(Records)
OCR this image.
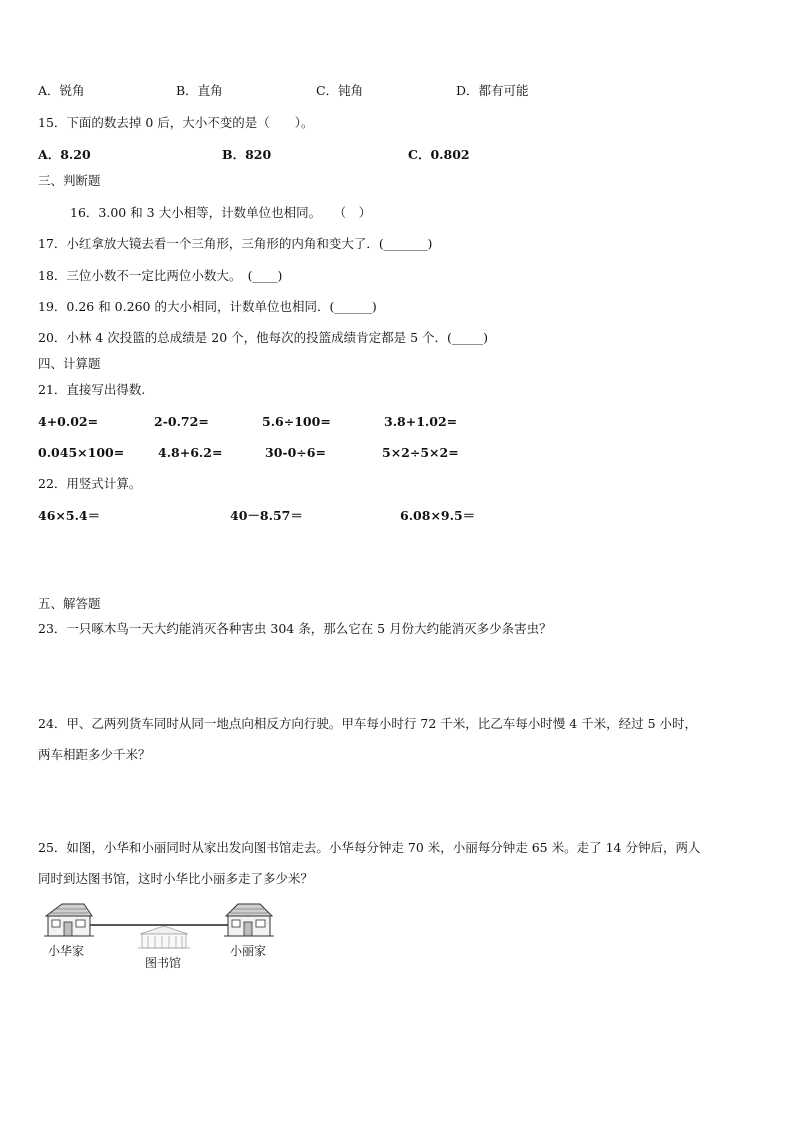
A．锐角	B．直角	C．钝角	D．都有可能
15．下面的数去掉 0 后，大小不变的是（　　）。
A．8.20	B．820	C．0.802
三、判断题
16．3.00 和 3 大小相等，计数单位也相同。　　（　）
17．小红拿放大镜去看一个三角形，三角形的内角和变大了．(_______)
18．三位小数不一定比两位小数大。　(____)
19．0.26 和 0.260 的大小相同，计数单位也相同．(______)
20．小林 4 次投篮的总成绩是 20 个，他每次的投篮成绩肯定都是 5 个．(_____)
四、计算题
21．直接写出得数.
4+0.02=	2-0.72=	5.6÷100=	3.8+1.02=
0.045×100=	4.8+6.2=	30-0÷6=	5×2÷5×2=
22．用竖式计算。
46×5.4＝	40－8.57＝	6.08×9.5＝
五、解答题
23．一只啄木鸟一天大约能消灭各种害虫 304 条，那么它在 5 月份大约能消灭多少条害虫？
24．甲、乙两列货车同时从同一地点向相反方向行驶。甲车每小时行 72 千米，比乙车每小时慢 4 千米，经过 5 小时，
两车相距多少千米？
25．如图，小华和小丽同时从家出发向图书馆走去。小华每分钟走 70 米，小丽每分钟走 65 米。走了 14 分钟后，两人
同时到达图书馆，这时小华比小丽多走了多少米？
小华家
图书馆
小丽家
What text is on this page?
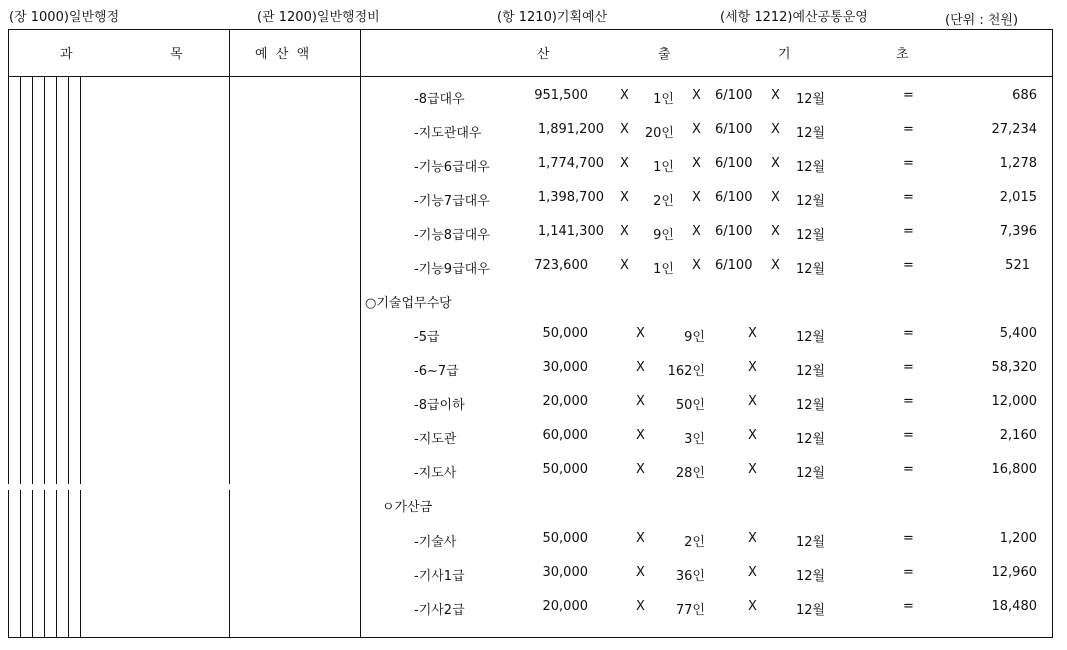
(장 1000)일반행정	(관 1200)일반행정비	(항 1210)기획예산	(세항 1212)예산공통운영	(단위 : 천원)
과	목	예  산  액	산	출	기	초
-8급대우	951,500 X	1인 X 6/100 X 12월	=	686
-지도관대우	1,891,200 X	20인 X 6/100 X 12월	=	27,234
-기능6급대우	1,774,700 X	1인 X 6/100 X 12월	=	1,278
-기능7급대우	1,398,700 X	2인 X 6/100 X 12월	=	2,015
-기능8급대우	1,141,300 X	9인 X 6/100 X 12월	=	7,396
-기능9급대우	723,600 X	1인 X 6/100 X 12월	=	521
○기술업무수당
-5급	50,000	X	9인	X	12월	=	5,400
-6~7급	30,000	X	162인	X	12월	=	58,320
-8급이하	20,000	X	50인	X	12월	=	12,000
-지도관	60,000	X	3인	X	12월	=	2,160
-지도사	50,000	X	28인	X	12월	=	16,800
ㅇ가산금
-기술사	50,000	X	2인	X	12월	=	1,200
-기사1급	30,000	X	36인	X	12월	=	12,960
-기사2급	20,000	X	77인	X	12월	=	18,480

(Prompt)
Images do not belong in the copy; reproduce all other parts of the records above verbatim.

(Solution to this problem)
OCR this image.
A．锐角	B．直角	C．钝角	D．都有可能
15．下面的数去掉 0 后，大小不变的是（　　）。
A．8.20	B．820	C．0.802
三、判断题
16．3.00 和 3 大小相等，计数单位也相同。　　（　）
17．小红拿放大镜去看一个三角形，三角形的内角和变大了．(_______)
18．三位小数不一定比两位小数大。　(____)
19．0.26 和 0.260 的大小相同，计数单位也相同．(______)
20．小林 4 次投篮的总成绩是 20 个，他每次的投篮成绩肯定都是 5 个．(_____)
四、计算题
21．直接写出得数.
4+0.02=	2-0.72=	5.6÷100=	3.8+1.02=
0.045×100=	4.8+6.2=	30-0÷6=	5×2÷5×2=
22．用竖式计算。
46×5.4＝	40－8.57＝	6.08×9.5＝
五、解答题
23．一只啄木鸟一天大约能消灭各种害虫 304 条，那么它在 5 月份大约能消灭多少条害虫？
24．甲、乙两列货车同时从同一地点向相反方向行驶。甲车每小时行 72 千米，比乙车每小时慢 4 千米，经过 5 小时，
两车相距多少千米？
25．如图，小华和小丽同时从家出发向图书馆走去。小华每分钟走 70 米，小丽每分钟走 65 米。走了 14 分钟后，两人
同时到达图书馆，这时小华比小丽多走了多少米？
小华家
图书馆
小丽家
What text is on this page?
(장 1000)일반행정	(관 1200)일반행정비	(항 1210)기획예산	(세항 1212)예산공통운영	(단위 : 천원)
과	목	예  산  액	산	출	기	초
-8급대우	951,500 X	1인 X 6/100 X 12월	=	686
-지도관대우	1,891,200 X	20인 X 6/100 X 12월	=	27,234
-기능6급대우	1,774,700 X	1인 X 6/100 X 12월	=	1,278
-기능7급대우	1,398,700 X	2인 X 6/100 X 12월	=	2,015
-기능8급대우	1,141,300 X	9인 X 6/100 X 12월	=	7,396
-기능9급대우	723,600 X	1인 X 6/100 X 12월	=	521
○기술업무수당
-5급	50,000	X	9인	X	12월	=	5,400
-6~7급	30,000	X	162인	X	12월	=	58,320
-8급이하	20,000	X	50인	X	12월	=	12,000
-지도관	60,000	X	3인	X	12월	=	2,160
-지도사	50,000	X	28인	X	12월	=	16,800
ㅇ가산금
-기술사	50,000	X	2인	X	12월	=	1,200
-기사1급	30,000	X	36인	X	12월	=	12,960
-기사2급	20,000	X	77인	X	12월	=	18,480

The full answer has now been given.